**EXERCISE GOAL**
Return each line of the listing below, unchanged, and omit the images.
· · · ·
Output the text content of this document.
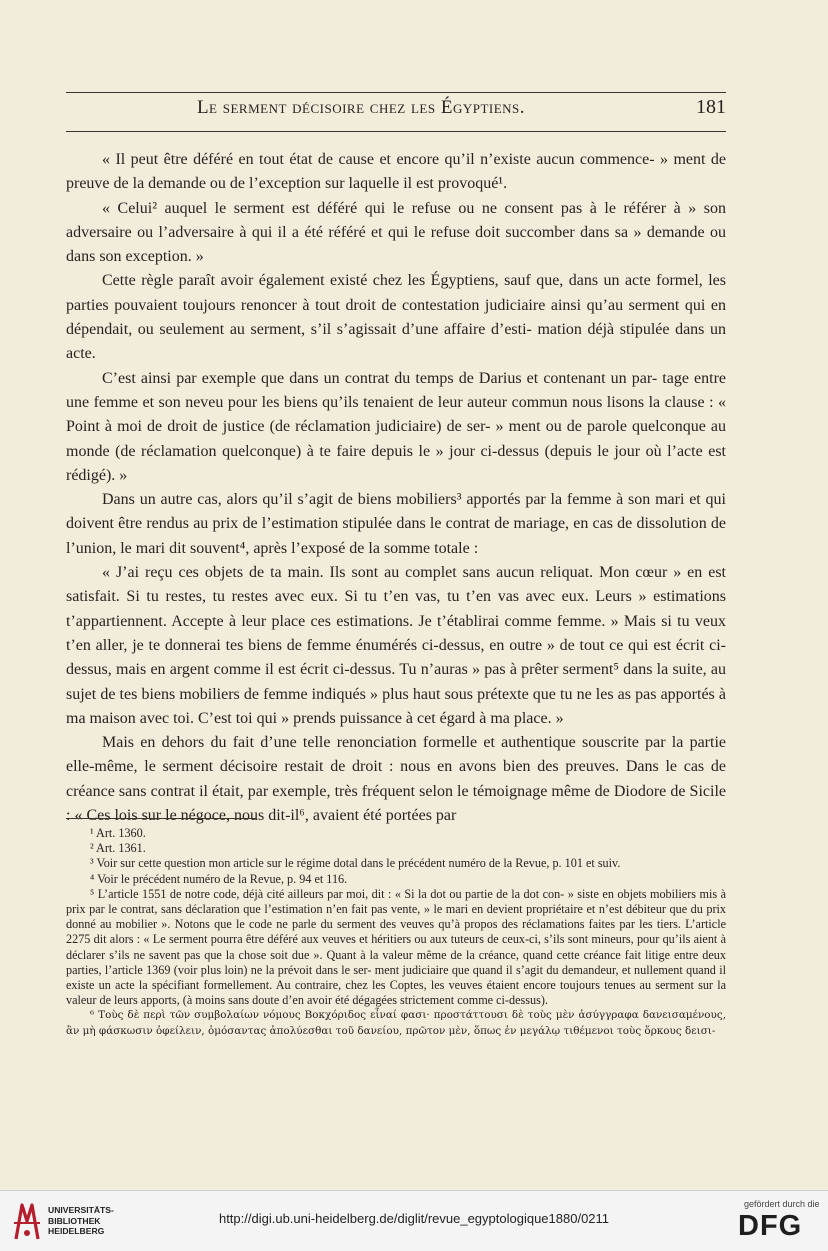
Le serment décisoire chez les Égyptiens.	181

« Il peut être déféré en tout état de cause et encore qu’il n’existe aucun commence- » ment de preuve de la demande ou de l’exception sur laquelle il est provoqué¹.

« Celui² auquel le serment est déféré qui le refuse ou ne consent pas à le référer à » son adversaire ou l’adversaire à qui il a été référé et qui le refuse doit succomber dans sa » demande ou dans son exception. »

Cette règle paraît avoir également existé chez les Égyptiens, sauf que, dans un acte formel, les parties pouvaient toujours renoncer à tout droit de contestation judiciaire ainsi qu’au serment qui en dépendait, ou seulement au serment, s’il s’agissait d’une affaire d’esti- mation déjà stipulée dans un acte.

C’est ainsi par exemple que dans un contrat du temps de Darius et contenant un par- tage entre une femme et son neveu pour les biens qu’ils tenaient de leur auteur commun nous lisons la clause : « Point à moi de droit de justice (de réclamation judiciaire) de ser- » ment ou de parole quelconque au monde (de réclamation quelconque) à te faire depuis le » jour ci-dessus (depuis le jour où l’acte est rédigé). »

Dans un autre cas, alors qu’il s’agit de biens mobiliers³ apportés par la femme à son mari et qui doivent être rendus au prix de l’estimation stipulée dans le contrat de mariage, en cas de dissolution de l’union, le mari dit souvent⁴, après l’exposé de la somme totale :

« J’ai reçu ces objets de ta main. Ils sont au complet sans aucun reliquat. Mon cœur » en est satisfait. Si tu restes, tu restes avec eux. Si tu t’en vas, tu t’en vas avec eux. Leurs » estimations t’appartiennent. Accepte à leur place ces estimations. Je t’établirai comme femme. » Mais si tu veux t’en aller, je te donnerai tes biens de femme énumérés ci-dessus, en outre » de tout ce qui est écrit ci-dessus, mais en argent comme il est écrit ci-dessus. Tu n’auras » pas à prêter serment⁵ dans la suite, au sujet de tes biens mobiliers de femme indiqués » plus haut sous prétexte que tu ne les as pas apportés à ma maison avec toi. C’est toi qui » prends puissance à cet égard à ma place. »

Mais en dehors du fait d’une telle renonciation formelle et authentique souscrite par la partie elle-même, le serment décisoire restait de droit : nous en avons bien des preuves. Dans le cas de créance sans contrat il était, par exemple, très fréquent selon le témoignage même de Diodore de Sicile : « Ces lois sur le négoce, nous dit-il⁶, avaient été portées par

¹ Art. 1360.

² Art. 1361.

³ Voir sur cette question mon article sur le régime dotal dans le précédent numéro de la Revue, p. 101 et suiv.

⁴ Voir le précédent numéro de la Revue, p. 94 et 116.

⁵ L’article 1551 de notre code, déjà cité ailleurs par moi, dit : « Si la dot ou partie de la dot con- » siste en objets mobiliers mis à prix par le contrat, sans déclaration que l’estimation n’en fait pas vente, » le mari en devient propriétaire et n’est débiteur que du prix donné au mobilier ». Notons que le code ne parle du serment des veuves qu’à propos des réclamations faites par les tiers. L’article 2275 dit alors : « Le serment pourra être déféré aux veuves et héritiers ou aux tuteurs de ceux-ci, s’ils sont mineurs, pour qu’ils aient à déclarer s’ils ne savent pas que la chose soit due ». Quant à la valeur même de la créance, quand cette créance fait litige entre deux parties, l’article 1369 (voir plus loin) ne la prévoit dans le ser- ment judiciaire que quand il s’agit du demandeur, et nullement quand il existe un acte la spécifiant formellement. Au contraire, chez les Coptes, les veuves étaient encore toujours tenues au serment sur la valeur de leurs apports, (à moins sans doute d’en avoir été dégagées strictement comme ci-dessus).

⁶ Τοὺς δὲ περὶ τῶν συμβολαίων νόμους Βοκχόριδος εἶναί φασι· προστάττουσι δὲ τοὺς μὲν ἀσύγγραφα δανεισαμένους, ἂν μὴ φάσκωσιν ὀφείλειν, ὀμόσαντας ἀπολύεσθαι τοῦ δανείου, πρῶτον μὲν, ὅπως ἐν μεγάλῳ τιθέμενοι τοὺς ὅρκους δεισι-

UNIVERSITÄTS-
BIBLIOTHEK
HEIDELBERG
http://digi.ub.uni-heidelberg.de/diglit/revue_egyptologique1880/0211
gefördert durch die
DFG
· · · ·
**RESULT BELOW**
Output the text content of this document.
Le serment décisoire chez les Égyptiens.	181

« Il peut être déféré en tout état de cause et encore qu’il n’existe aucun commence- » ment de preuve de la demande ou de l’exception sur laquelle il est provoqué¹.

« Celui² auquel le serment est déféré qui le refuse ou ne consent pas à le référer à » son adversaire ou l’adversaire à qui il a été référé et qui le refuse doit succomber dans sa » demande ou dans son exception. »

Cette règle paraît avoir également existé chez les Égyptiens, sauf que, dans un acte formel, les parties pouvaient toujours renoncer à tout droit de contestation judiciaire ainsi qu’au serment qui en dépendait, ou seulement au serment, s’il s’agissait d’une affaire d’esti- mation déjà stipulée dans un acte.

C’est ainsi par exemple que dans un contrat du temps de Darius et contenant un par- tage entre une femme et son neveu pour les biens qu’ils tenaient de leur auteur commun nous lisons la clause : « Point à moi de droit de justice (de réclamation judiciaire) de ser- » ment ou de parole quelconque au monde (de réclamation quelconque) à te faire depuis le » jour ci-dessus (depuis le jour où l’acte est rédigé). »

Dans un autre cas, alors qu’il s’agit de biens mobiliers³ apportés par la femme à son mari et qui doivent être rendus au prix de l’estimation stipulée dans le contrat de mariage, en cas de dissolution de l’union, le mari dit souvent⁴, après l’exposé de la somme totale :

« J’ai reçu ces objets de ta main. Ils sont au complet sans aucun reliquat. Mon cœur » en est satisfait. Si tu restes, tu restes avec eux. Si tu t’en vas, tu t’en vas avec eux. Leurs » estimations t’appartiennent. Accepte à leur place ces estimations. Je t’établirai comme femme. » Mais si tu veux t’en aller, je te donnerai tes biens de femme énumérés ci-dessus, en outre » de tout ce qui est écrit ci-dessus, mais en argent comme il est écrit ci-dessus. Tu n’auras » pas à prêter serment⁵ dans la suite, au sujet de tes biens mobiliers de femme indiqués » plus haut sous prétexte que tu ne les as pas apportés à ma maison avec toi. C’est toi qui » prends puissance à cet égard à ma place. »

Mais en dehors du fait d’une telle renonciation formelle et authentique souscrite par la partie elle-même, le serment décisoire restait de droit : nous en avons bien des preuves. Dans le cas de créance sans contrat il était, par exemple, très fréquent selon le témoignage même de Diodore de Sicile : « Ces lois sur le négoce, nous dit-il⁶, avaient été portées par

¹ Art. 1360.

² Art. 1361.

³ Voir sur cette question mon article sur le régime dotal dans le précédent numéro de la Revue, p. 101 et suiv.

⁴ Voir le précédent numéro de la Revue, p. 94 et 116.

⁵ L’article 1551 de notre code, déjà cité ailleurs par moi, dit : « Si la dot ou partie de la dot con- » siste en objets mobiliers mis à prix par le contrat, sans déclaration que l’estimation n’en fait pas vente, » le mari en devient propriétaire et n’est débiteur que du prix donné au mobilier ». Notons que le code ne parle du serment des veuves qu’à propos des réclamations faites par les tiers. L’article 2275 dit alors : « Le serment pourra être déféré aux veuves et héritiers ou aux tuteurs de ceux-ci, s’ils sont mineurs, pour qu’ils aient à déclarer s’ils ne savent pas que la chose soit due ». Quant à la valeur même de la créance, quand cette créance fait litige entre deux parties, l’article 1369 (voir plus loin) ne la prévoit dans le ser- ment judiciaire que quand il s’agit du demandeur, et nullement quand il existe un acte la spécifiant formellement. Au contraire, chez les Coptes, les veuves étaient encore toujours tenues au serment sur la valeur de leurs apports, (à moins sans doute d’en avoir été dégagées strictement comme ci-dessus).

⁶ Τοὺς δὲ περὶ τῶν συμβολαίων νόμους Βοκχόριδος εἶναί φασι· προστάττουσι δὲ τοὺς μὲν ἀσύγγραφα δανεισαμένους, ἂν μὴ φάσκωσιν ὀφείλειν, ὀμόσαντας ἀπολύεσθαι τοῦ δανείου, πρῶτον μὲν, ὅπως ἐν μεγάλῳ τιθέμενοι τοὺς ὅρκους δεισι-

UNIVERSITÄTS-
BIBLIOTHEK
HEIDELBERG
http://digi.ub.uni-heidelberg.de/diglit/revue_egyptologique1880/0211
gefördert durch die
DFG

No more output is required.